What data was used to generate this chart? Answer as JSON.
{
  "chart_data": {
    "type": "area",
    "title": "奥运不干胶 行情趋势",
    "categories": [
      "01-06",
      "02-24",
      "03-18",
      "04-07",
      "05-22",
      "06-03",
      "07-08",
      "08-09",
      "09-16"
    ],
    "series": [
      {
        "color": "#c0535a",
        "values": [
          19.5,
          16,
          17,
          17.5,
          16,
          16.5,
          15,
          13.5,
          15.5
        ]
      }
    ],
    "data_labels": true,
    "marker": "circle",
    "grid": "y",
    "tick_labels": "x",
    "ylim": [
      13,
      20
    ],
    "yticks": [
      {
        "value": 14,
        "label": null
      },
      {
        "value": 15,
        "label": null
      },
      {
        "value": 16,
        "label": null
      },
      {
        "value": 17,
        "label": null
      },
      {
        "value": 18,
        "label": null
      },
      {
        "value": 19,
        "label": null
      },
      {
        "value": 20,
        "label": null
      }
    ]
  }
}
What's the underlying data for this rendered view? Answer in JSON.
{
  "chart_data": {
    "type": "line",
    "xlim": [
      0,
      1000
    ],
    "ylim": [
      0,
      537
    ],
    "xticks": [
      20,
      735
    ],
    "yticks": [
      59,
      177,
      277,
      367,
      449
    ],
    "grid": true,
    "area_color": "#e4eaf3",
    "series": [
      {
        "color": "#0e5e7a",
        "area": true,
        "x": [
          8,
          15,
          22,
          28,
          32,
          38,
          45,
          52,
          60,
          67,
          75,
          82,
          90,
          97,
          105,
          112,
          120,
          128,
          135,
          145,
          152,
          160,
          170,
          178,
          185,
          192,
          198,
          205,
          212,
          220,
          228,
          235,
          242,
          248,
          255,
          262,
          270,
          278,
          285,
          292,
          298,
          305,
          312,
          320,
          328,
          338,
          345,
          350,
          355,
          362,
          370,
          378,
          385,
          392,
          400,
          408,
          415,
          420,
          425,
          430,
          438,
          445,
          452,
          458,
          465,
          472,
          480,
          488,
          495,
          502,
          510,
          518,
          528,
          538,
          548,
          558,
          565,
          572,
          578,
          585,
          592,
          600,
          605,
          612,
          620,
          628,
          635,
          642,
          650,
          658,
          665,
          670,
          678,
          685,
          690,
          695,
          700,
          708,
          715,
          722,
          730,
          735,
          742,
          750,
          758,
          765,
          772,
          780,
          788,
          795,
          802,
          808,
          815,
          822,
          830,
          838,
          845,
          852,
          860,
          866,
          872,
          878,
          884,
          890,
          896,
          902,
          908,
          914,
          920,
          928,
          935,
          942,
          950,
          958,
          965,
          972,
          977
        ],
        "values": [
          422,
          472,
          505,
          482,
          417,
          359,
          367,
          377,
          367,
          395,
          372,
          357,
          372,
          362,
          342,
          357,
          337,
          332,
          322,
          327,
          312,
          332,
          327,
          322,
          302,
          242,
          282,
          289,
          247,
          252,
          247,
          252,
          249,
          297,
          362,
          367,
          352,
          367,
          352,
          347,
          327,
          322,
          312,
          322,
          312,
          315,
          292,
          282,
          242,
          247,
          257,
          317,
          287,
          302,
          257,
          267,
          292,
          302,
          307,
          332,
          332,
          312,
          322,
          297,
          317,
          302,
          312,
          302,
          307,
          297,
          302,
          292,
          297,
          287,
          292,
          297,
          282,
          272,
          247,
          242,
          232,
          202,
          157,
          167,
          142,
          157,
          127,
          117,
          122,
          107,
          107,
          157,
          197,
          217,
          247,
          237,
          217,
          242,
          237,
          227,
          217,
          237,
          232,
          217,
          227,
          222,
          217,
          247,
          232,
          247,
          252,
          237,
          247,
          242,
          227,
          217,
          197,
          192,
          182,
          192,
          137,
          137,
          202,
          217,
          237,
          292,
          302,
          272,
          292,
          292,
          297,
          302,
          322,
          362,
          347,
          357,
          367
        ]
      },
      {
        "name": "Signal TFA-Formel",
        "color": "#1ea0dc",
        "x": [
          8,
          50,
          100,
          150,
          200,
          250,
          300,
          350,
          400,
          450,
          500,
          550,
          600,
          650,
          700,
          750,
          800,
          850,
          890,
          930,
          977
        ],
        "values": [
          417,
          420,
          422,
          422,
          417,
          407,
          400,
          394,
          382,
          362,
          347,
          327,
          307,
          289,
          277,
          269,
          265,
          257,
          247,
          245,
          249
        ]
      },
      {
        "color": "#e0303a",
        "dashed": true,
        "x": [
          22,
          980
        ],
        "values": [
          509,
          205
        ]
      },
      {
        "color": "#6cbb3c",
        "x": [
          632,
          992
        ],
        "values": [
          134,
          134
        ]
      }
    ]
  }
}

-*-*-

**What this task involves:** Every entry should be printed again exactly as it stands.

**Solution:**
What data was used to generate this chart? Answer as JSON.
{
  "chart_data": {
    "type": "area",
    "title": "奥运不干胶 行情趋势",
    "categories": [
      "01-06",
      "02-24",
      "03-18",
      "04-07",
      "05-22",
      "06-03",
      "07-08",
      "08-09",
      "09-16"
    ],
    "series": [
      {
        "color": "#c0535a",
        "values": [
          19.5,
          16,
          17,
          17.5,
          16,
          16.5,
          15,
          13.5,
          15.5
        ]
      }
    ],
    "data_labels": true,
    "marker": "circle",
    "grid": "y",
    "tick_labels": "x",
    "ylim": [
      13,
      20
    ],
    "yticks": [
      {
        "value": 14,
        "label": null
      },
      {
        "value": 15,
        "label": null
      },
      {
        "value": 16,
        "label": null
      },
      {
        "value": 17,
        "label": null
      },
      {
        "value": 18,
        "label": null
      },
      {
        "value": 19,
        "label": null
      },
      {
        "value": 20,
        "label": null
      }
    ]
  }
}
What's the underlying data for this rendered view? Answer in JSON.
{
  "chart_data": {
    "type": "line",
    "xlim": [
      0,
      1000
    ],
    "ylim": [
      0,
      537
    ],
    "xticks": [
      20,
      735
    ],
    "yticks": [
      59,
      177,
      277,
      367,
      449
    ],
    "grid": true,
    "area_color": "#e4eaf3",
    "series": [
      {
        "color": "#0e5e7a",
        "area": true,
        "x": [
          8,
          15,
          22,
          28,
          32,
          38,
          45,
          52,
          60,
          67,
          75,
          82,
          90,
          97,
          105,
          112,
          120,
          128,
          135,
          145,
          152,
          160,
          170,
          178,
          185,
          192,
          198,
          205,
          212,
          220,
          228,
          235,
          242,
          248,
          255,
          262,
          270,
          278,
          285,
          292,
          298,
          305,
          312,
          320,
          328,
          338,
          345,
          350,
          355,
          362,
          370,
          378,
          385,
          392,
          400,
          408,
          415,
          420,
          425,
          430,
          438,
          445,
          452,
          458,
          465,
          472,
          480,
          488,
          495,
          502,
          510,
          518,
          528,
          538,
          548,
          558,
          565,
          572,
          578,
          585,
          592,
          600,
          605,
          612,
          620,
          628,
          635,
          642,
          650,
          658,
          665,
          670,
          678,
          685,
          690,
          695,
          700,
          708,
          715,
          722,
          730,
          735,
          742,
          750,
          758,
          765,
          772,
          780,
          788,
          795,
          802,
          808,
          815,
          822,
          830,
          838,
          845,
          852,
          860,
          866,
          872,
          878,
          884,
          890,
          896,
          902,
          908,
          914,
          920,
          928,
          935,
          942,
          950,
          958,
          965,
          972,
          977
        ],
        "values": [
          422,
          472,
          505,
          482,
          417,
          359,
          367,
          377,
          367,
          395,
          372,
          357,
          372,
          362,
          342,
          357,
          337,
          332,
          322,
          327,
          312,
          332,
          327,
          322,
          302,
          242,
          282,
          289,
          247,
          252,
          247,
          252,
          249,
          297,
          362,
          367,
          352,
          367,
          352,
          347,
          327,
          322,
          312,
          322,
          312,
          315,
          292,
          282,
          242,
          247,
          257,
          317,
          287,
          302,
          257,
          267,
          292,
          302,
          307,
          332,
          332,
          312,
          322,
          297,
          317,
          302,
          312,
          302,
          307,
          297,
          302,
          292,
          297,
          287,
          292,
          297,
          282,
          272,
          247,
          242,
          232,
          202,
          157,
          167,
          142,
          157,
          127,
          117,
          122,
          107,
          107,
          157,
          197,
          217,
          247,
          237,
          217,
          242,
          237,
          227,
          217,
          237,
          232,
          217,
          227,
          222,
          217,
          247,
          232,
          247,
          252,
          237,
          247,
          242,
          227,
          217,
          197,
          192,
          182,
          192,
          137,
          137,
          202,
          217,
          237,
          292,
          302,
          272,
          292,
          292,
          297,
          302,
          322,
          362,
          347,
          357,
          367
        ]
      },
      {
        "name": "Signal TFA-Formel",
        "color": "#1ea0dc",
        "x": [
          8,
          50,
          100,
          150,
          200,
          250,
          300,
          350,
          400,
          450,
          500,
          550,
          600,
          650,
          700,
          750,
          800,
          850,
          890,
          930,
          977
        ],
        "values": [
          417,
          420,
          422,
          422,
          417,
          407,
          400,
          394,
          382,
          362,
          347,
          327,
          307,
          289,
          277,
          269,
          265,
          257,
          247,
          245,
          249
        ]
      },
      {
        "color": "#e0303a",
        "dashed": true,
        "x": [
          22,
          980
        ],
        "values": [
          509,
          205
        ]
      },
      {
        "color": "#6cbb3c",
        "x": [
          632,
          992
        ],
        "values": [
          134,
          134
        ]
      }
    ]
  }
}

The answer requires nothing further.